=== WHAT YOU SHOULD DO ===
Transcribe each of the records below exactly, excluding all pictures.

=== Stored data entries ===
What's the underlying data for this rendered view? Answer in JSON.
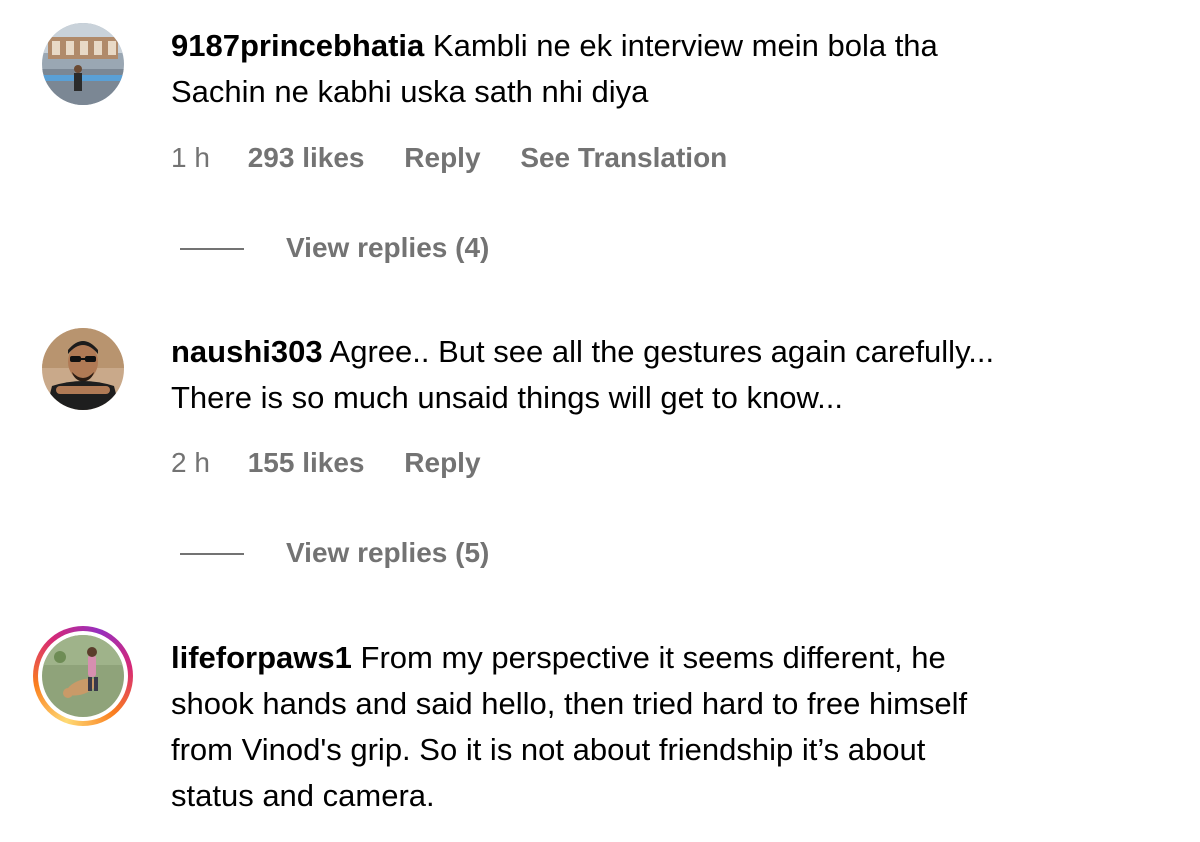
{
  "comments": [
    {
      "username": "9187princebhatia",
      "text_line1": "Kambli ne ek interview mein bola tha",
      "text_line2": "Sachin ne kabhi uska sath nhi diya",
      "time": "1 h",
      "likes": "293 likes",
      "reply": "Reply",
      "translate": "See Translation",
      "view_replies": "View replies (4)",
      "avatar_icon": "user-photo-avatar"
    },
    {
      "username": "naushi303",
      "text_line1": "Agree.. But see all the gestures again carefully...",
      "text_line2": "There is so much unsaid things will get to know...",
      "time": "2 h",
      "likes": "155 likes",
      "reply": "Reply",
      "view_replies": "View replies (5)",
      "avatar_icon": "user-photo-avatar"
    },
    {
      "username": "lifeforpaws1",
      "text_line1": "From my perspective it seems different, he",
      "text_line2": "shook hands and said hello, then tried hard to free himself",
      "text_line3": "from Vinod's grip. So it is not about friendship it’s about",
      "text_line4": "status and camera.",
      "avatar_icon": "story-ring-avatar"
    }
  ],
  "colors": {
    "secondary_text": "#737373",
    "primary_text": "#000000",
    "story_ring": "#d62976"
  }
}
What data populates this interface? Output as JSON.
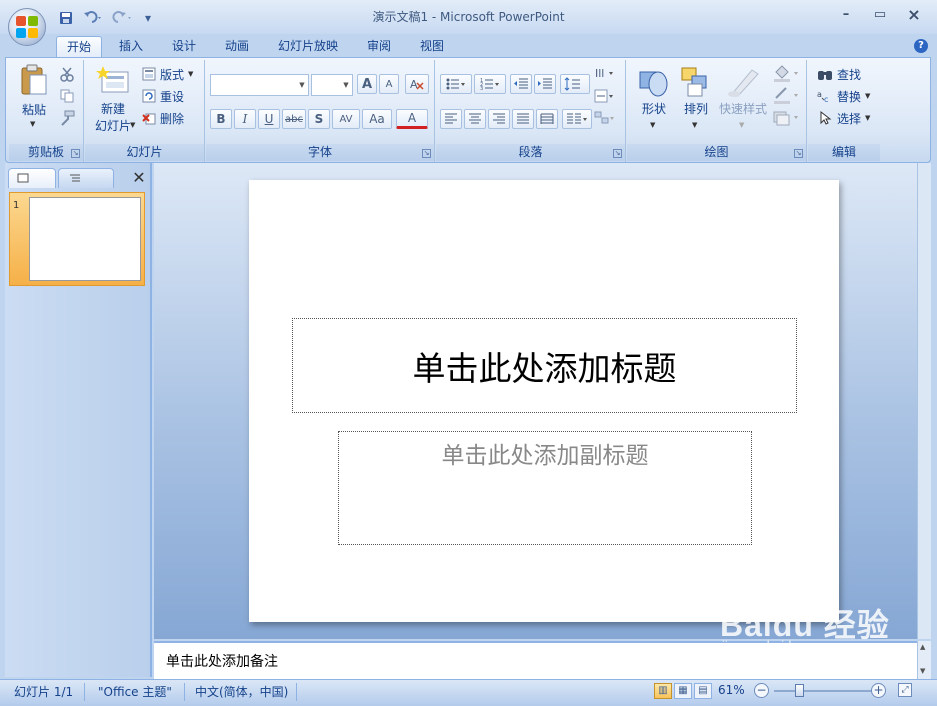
{
  "window": {
    "title": "演示文稿1 - Microsoft PowerPoint",
    "minimize": "–",
    "maximize": "▭",
    "close": "×"
  },
  "qat": {
    "save_icon": "save-icon",
    "undo_icon": "undo-icon",
    "redo_icon": "redo-icon",
    "customize": "▾"
  },
  "tabs": [
    {
      "label": "开始"
    },
    {
      "label": "插入"
    },
    {
      "label": "设计"
    },
    {
      "label": "动画"
    },
    {
      "label": "幻灯片放映"
    },
    {
      "label": "审阅"
    },
    {
      "label": "视图"
    }
  ],
  "help": "?",
  "ribbon": {
    "clipboard": {
      "label": "剪贴板",
      "paste": "粘贴"
    },
    "slides": {
      "label": "幻灯片",
      "new_slide_line1": "新建",
      "new_slide_line2": "幻灯片",
      "layout": "版式",
      "reset": "重设",
      "delete": "删除"
    },
    "font": {
      "label": "字体",
      "bold": "B",
      "italic": "I",
      "underline": "U",
      "strike": "abc",
      "shadow": "S",
      "spacing": "AV",
      "case": "Aa",
      "color": "A",
      "grow": "A",
      "shrink": "A"
    },
    "paragraph": {
      "label": "段落"
    },
    "drawing": {
      "label": "绘图",
      "shapes": "形状",
      "arrange": "排列",
      "quick_styles": "快速样式"
    },
    "editing": {
      "label": "编辑",
      "find": "查找",
      "replace": "替换",
      "select": "选择"
    }
  },
  "panel": {
    "close": "✕",
    "slide_number": "1"
  },
  "slide": {
    "title_placeholder": "单击此处添加标题",
    "subtitle_placeholder": "单击此处添加副标题"
  },
  "notes": {
    "placeholder": "单击此处添加备注"
  },
  "status": {
    "slide": "幻灯片 1/1",
    "theme": "\"Office 主题\"",
    "language": "中文(简体，中国)",
    "zoom": "61%",
    "zoom_level": 61
  },
  "watermark": {
    "logo": "Baidu 经验",
    "url": "jingyan.baidu.com"
  }
}
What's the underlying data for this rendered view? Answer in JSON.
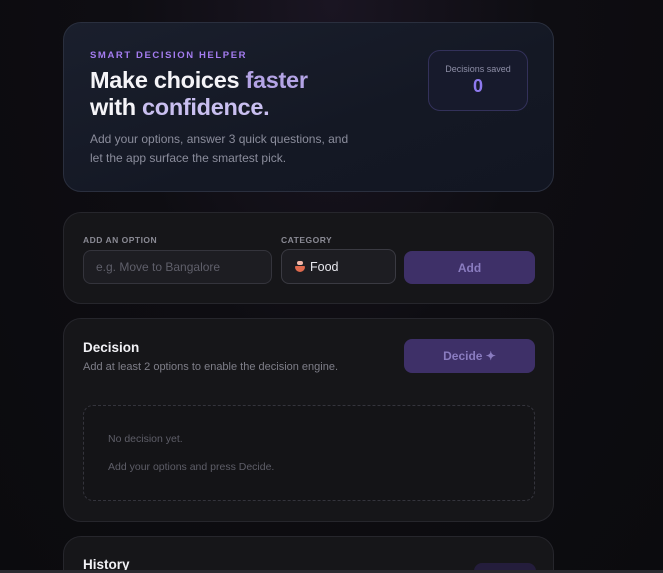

=== CORRECT RESULT ===
What's the underlying data for this rendered view? Answer in JSON.
{
  "comments": [
    {
      "username": "9187princebhatia",
      "text_line1": "Kambli ne ek interview mein bola tha",
      "text_line2": "Sachin ne kabhi uska sath nhi diya",
      "time": "1 h",
      "likes": "293 likes",
      "reply": "Reply",
      "translate": "See Translation",
      "view_replies": "View replies (4)",
      "avatar_icon": "user-photo-avatar"
    },
    {
      "username": "naushi303",
      "text_line1": "Agree.. But see all the gestures again carefully...",
      "text_line2": "There is so much unsaid things will get to know...",
      "time": "2 h",
      "likes": "155 likes",
      "reply": "Reply",
      "view_replies": "View replies (5)",
      "avatar_icon": "user-photo-avatar"
    },
    {
      "username": "lifeforpaws1",
      "text_line1": "From my perspective it seems different, he",
      "text_line2": "shook hands and said hello, then tried hard to free himself",
      "text_line3": "from Vinod's grip. So it is not about friendship it’s about",
      "text_line4": "status and camera.",
      "avatar_icon": "story-ring-avatar"
    }
  ],
  "colors": {
    "secondary_text": "#737373",
    "primary_text": "#000000",
    "story_ring": "#d62976"
  }
}
What data populates this interface? Output as JSON.
{
  "window": {
    "title": "演示文稿1 - Microsoft PowerPoint",
    "minimize": "–",
    "maximize": "▭",
    "close": "×"
  },
  "qat": {
    "save_icon": "save-icon",
    "undo_icon": "undo-icon",
    "redo_icon": "redo-icon",
    "customize": "▾"
  },
  "tabs": [
    {
      "label": "开始"
    },
    {
      "label": "插入"
    },
    {
      "label": "设计"
    },
    {
      "label": "动画"
    },
    {
      "label": "幻灯片放映"
    },
    {
      "label": "审阅"
    },
    {
      "label": "视图"
    }
  ],
  "help": "?",
  "ribbon": {
    "clipboard": {
      "label": "剪贴板",
      "paste": "粘贴"
    },
    "slides": {
      "label": "幻灯片",
      "new_slide_line1": "新建",
      "new_slide_line2": "幻灯片",
      "layout": "版式",
      "reset": "重设",
      "delete": "删除"
    },
    "font": {
      "label": "字体",
      "bold": "B",
      "italic": "I",
      "underline": "U",
      "strike": "abc",
      "shadow": "S",
      "spacing": "AV",
      "case": "Aa",
      "color": "A",
      "grow": "A",
      "shrink": "A"
    },
    "paragraph": {
      "label": "段落"
    },
    "drawing": {
      "label": "绘图",
      "shapes": "形状",
      "arrange": "排列",
      "quick_styles": "快速样式"
    },
    "editing": {
      "label": "编辑",
      "find": "查找",
      "replace": "替换",
      "select": "选择"
    }
  },
  "panel": {
    "close": "✕",
    "slide_number": "1"
  },
  "slide": {
    "title_placeholder": "单击此处添加标题",
    "subtitle_placeholder": "单击此处添加副标题"
  },
  "notes": {
    "placeholder": "单击此处添加备注"
  },
  "status": {
    "slide": "幻灯片 1/1",
    "theme": "\"Office 主题\"",
    "language": "中文(简体，中国)",
    "zoom": "61%",
    "zoom_level": 61
  },
  "watermark": {
    "logo": "Baidu 经验",
    "url": "jingyan.baidu.com"
  }
}
What's the underlying data for this rendered view? Answer in JSON.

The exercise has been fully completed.